Print the entries in full, word for word, but not the pictures.

--- Exercise inputs ---

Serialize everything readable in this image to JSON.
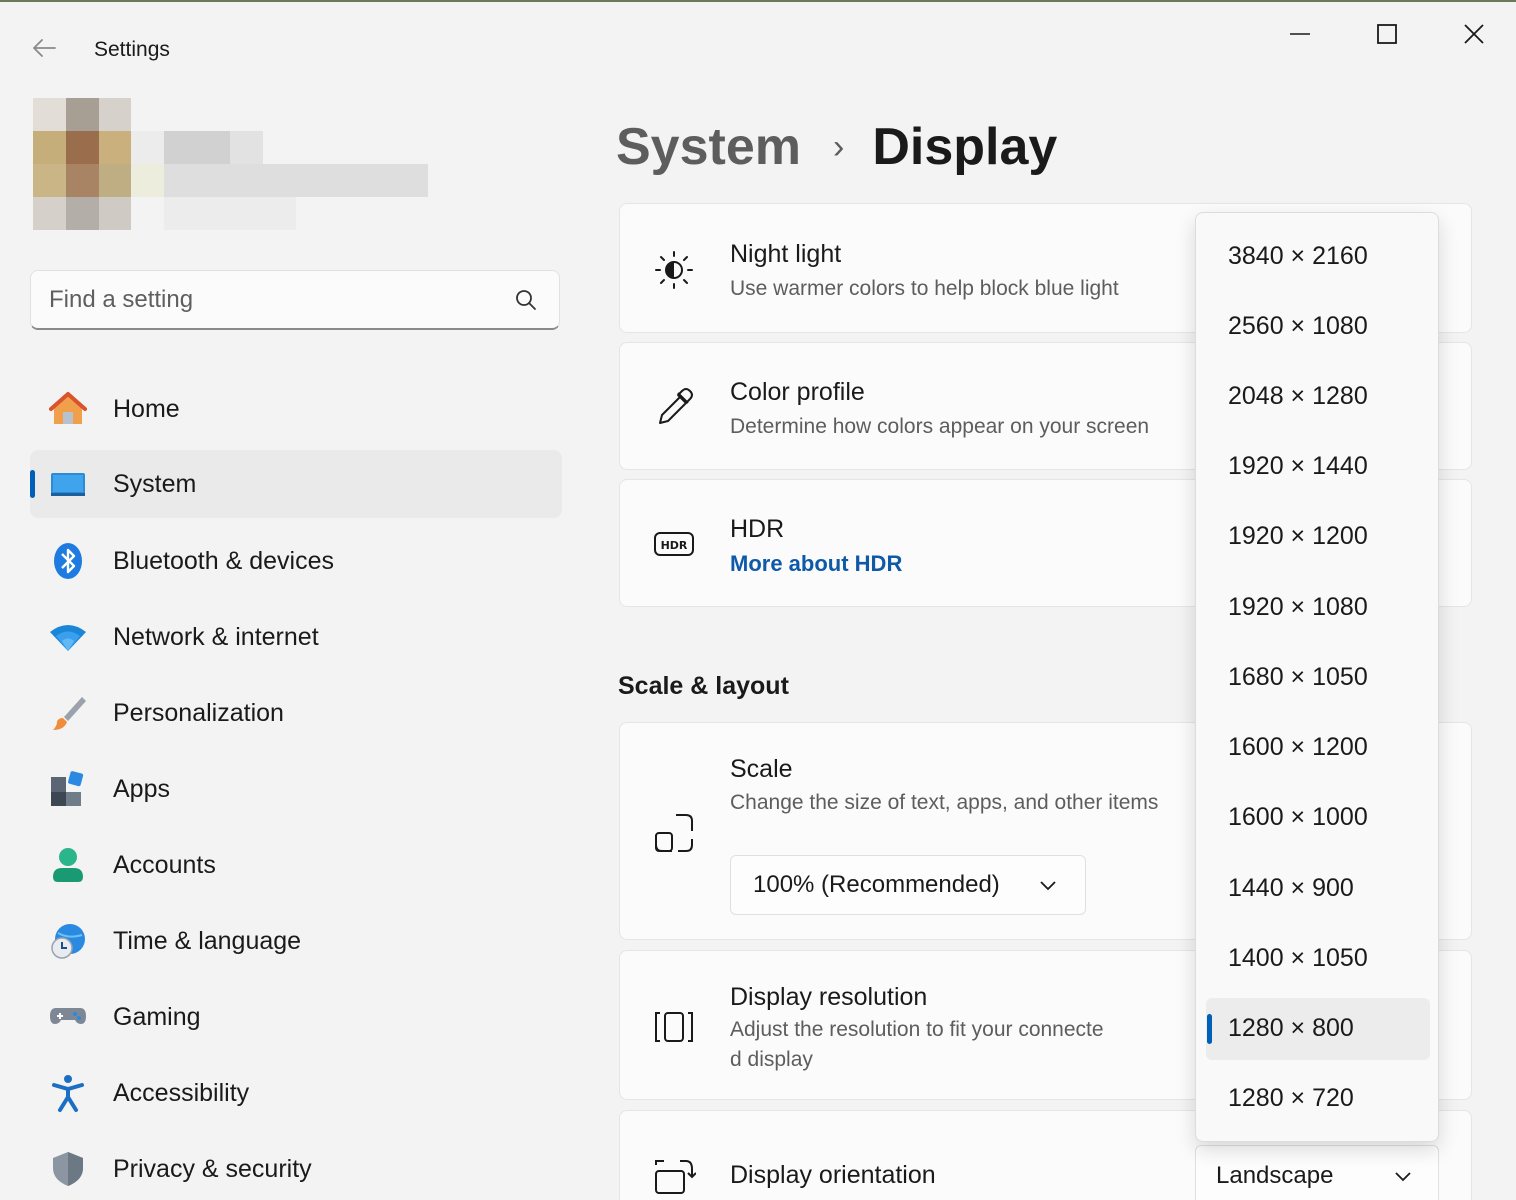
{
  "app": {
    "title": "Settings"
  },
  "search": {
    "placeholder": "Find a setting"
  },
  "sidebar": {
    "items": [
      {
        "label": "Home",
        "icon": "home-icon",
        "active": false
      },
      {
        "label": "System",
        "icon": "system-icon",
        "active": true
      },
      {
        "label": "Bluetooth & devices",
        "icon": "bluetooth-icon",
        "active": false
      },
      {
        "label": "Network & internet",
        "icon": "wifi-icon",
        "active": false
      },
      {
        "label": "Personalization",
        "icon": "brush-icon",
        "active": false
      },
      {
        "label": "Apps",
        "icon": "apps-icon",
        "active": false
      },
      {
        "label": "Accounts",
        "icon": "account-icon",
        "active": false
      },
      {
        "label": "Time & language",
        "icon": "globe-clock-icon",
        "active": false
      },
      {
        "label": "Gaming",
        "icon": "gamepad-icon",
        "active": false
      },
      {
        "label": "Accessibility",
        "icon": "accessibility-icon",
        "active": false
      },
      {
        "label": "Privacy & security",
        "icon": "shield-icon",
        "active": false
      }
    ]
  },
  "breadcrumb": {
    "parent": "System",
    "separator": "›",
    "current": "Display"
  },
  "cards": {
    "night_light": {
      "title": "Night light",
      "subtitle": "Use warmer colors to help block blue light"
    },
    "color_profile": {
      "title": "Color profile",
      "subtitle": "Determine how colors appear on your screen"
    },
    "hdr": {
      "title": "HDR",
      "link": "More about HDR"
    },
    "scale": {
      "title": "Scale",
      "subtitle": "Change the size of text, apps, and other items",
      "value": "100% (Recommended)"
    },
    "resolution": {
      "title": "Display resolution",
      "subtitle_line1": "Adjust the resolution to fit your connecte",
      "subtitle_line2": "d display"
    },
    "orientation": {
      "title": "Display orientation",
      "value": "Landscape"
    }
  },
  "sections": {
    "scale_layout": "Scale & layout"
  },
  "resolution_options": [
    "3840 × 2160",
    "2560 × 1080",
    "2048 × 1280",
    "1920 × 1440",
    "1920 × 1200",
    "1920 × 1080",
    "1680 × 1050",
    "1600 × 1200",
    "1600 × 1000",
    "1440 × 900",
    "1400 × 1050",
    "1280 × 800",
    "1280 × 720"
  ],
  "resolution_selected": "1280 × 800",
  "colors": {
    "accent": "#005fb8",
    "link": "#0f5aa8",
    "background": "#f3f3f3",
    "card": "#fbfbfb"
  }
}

---

> [Solution]:
Serialize everything readable in this image to JSON.
{
  "app": {
    "title": "Settings"
  },
  "search": {
    "placeholder": "Find a setting"
  },
  "sidebar": {
    "items": [
      {
        "label": "Home",
        "icon": "home-icon",
        "active": false
      },
      {
        "label": "System",
        "icon": "system-icon",
        "active": true
      },
      {
        "label": "Bluetooth & devices",
        "icon": "bluetooth-icon",
        "active": false
      },
      {
        "label": "Network & internet",
        "icon": "wifi-icon",
        "active": false
      },
      {
        "label": "Personalization",
        "icon": "brush-icon",
        "active": false
      },
      {
        "label": "Apps",
        "icon": "apps-icon",
        "active": false
      },
      {
        "label": "Accounts",
        "icon": "account-icon",
        "active": false
      },
      {
        "label": "Time & language",
        "icon": "globe-clock-icon",
        "active": false
      },
      {
        "label": "Gaming",
        "icon": "gamepad-icon",
        "active": false
      },
      {
        "label": "Accessibility",
        "icon": "accessibility-icon",
        "active": false
      },
      {
        "label": "Privacy & security",
        "icon": "shield-icon",
        "active": false
      }
    ]
  },
  "breadcrumb": {
    "parent": "System",
    "separator": "›",
    "current": "Display"
  },
  "cards": {
    "night_light": {
      "title": "Night light",
      "subtitle": "Use warmer colors to help block blue light"
    },
    "color_profile": {
      "title": "Color profile",
      "subtitle": "Determine how colors appear on your screen"
    },
    "hdr": {
      "title": "HDR",
      "link": "More about HDR"
    },
    "scale": {
      "title": "Scale",
      "subtitle": "Change the size of text, apps, and other items",
      "value": "100% (Recommended)"
    },
    "resolution": {
      "title": "Display resolution",
      "subtitle_line1": "Adjust the resolution to fit your connecte",
      "subtitle_line2": "d display"
    },
    "orientation": {
      "title": "Display orientation",
      "value": "Landscape"
    }
  },
  "sections": {
    "scale_layout": "Scale & layout"
  },
  "resolution_options": [
    "3840 × 2160",
    "2560 × 1080",
    "2048 × 1280",
    "1920 × 1440",
    "1920 × 1200",
    "1920 × 1080",
    "1680 × 1050",
    "1600 × 1200",
    "1600 × 1000",
    "1440 × 900",
    "1400 × 1050",
    "1280 × 800",
    "1280 × 720"
  ],
  "resolution_selected": "1280 × 800",
  "colors": {
    "accent": "#005fb8",
    "link": "#0f5aa8",
    "background": "#f3f3f3",
    "card": "#fbfbfb"
  }
}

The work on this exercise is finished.